--- Extracted information ---

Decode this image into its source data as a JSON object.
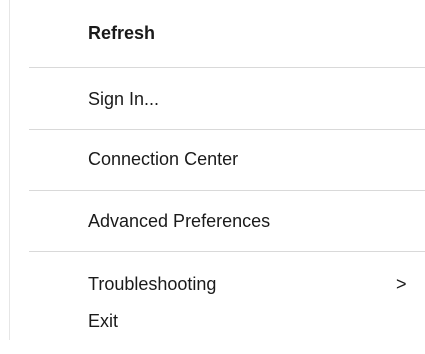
{
  "menu": {
    "items": [
      {
        "label": "Refresh",
        "bold": true
      },
      {
        "label": "Sign In..."
      },
      {
        "label": "Connection Center"
      },
      {
        "label": "Advanced Preferences"
      },
      {
        "label": "Troubleshooting",
        "submenu_indicator": ">"
      },
      {
        "label": "Exit"
      }
    ]
  },
  "icons": {
    "submenu": "chevron-right-icon"
  }
}
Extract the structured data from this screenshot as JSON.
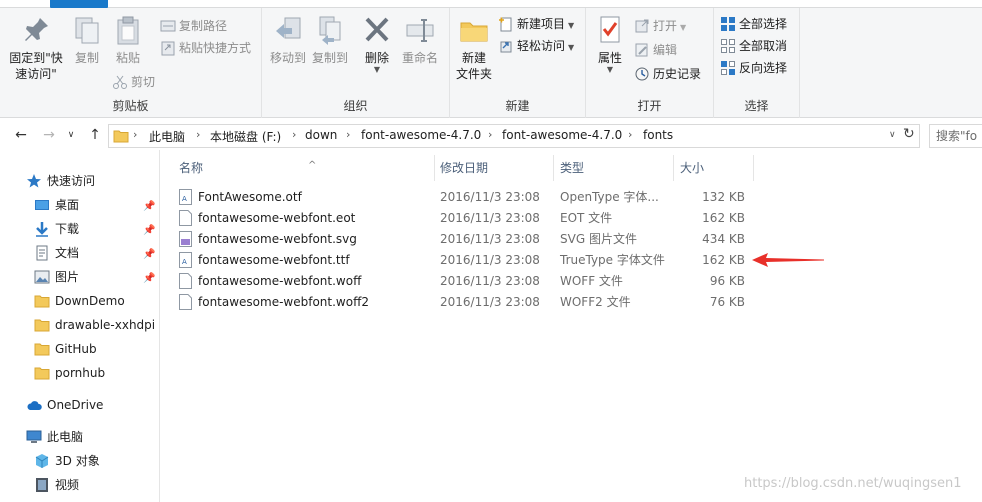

---

### What the task requires
All entries are to be retyped exactly. Omit any embedded images.

### Answer
Decode this image into its source data as a JSON object.
{
  "menu": {
    "items": [
      {
        "label": "Refresh",
        "bold": true
      },
      {
        "label": "Sign In..."
      },
      {
        "label": "Connection Center"
      },
      {
        "label": "Advanced Preferences"
      },
      {
        "label": "Troubleshooting",
        "submenu_indicator": ">"
      },
      {
        "label": "Exit"
      }
    ]
  },
  "icons": {
    "submenu": "chevron-right-icon"
  }
}
Extract the structured data from this screenshot as JSON.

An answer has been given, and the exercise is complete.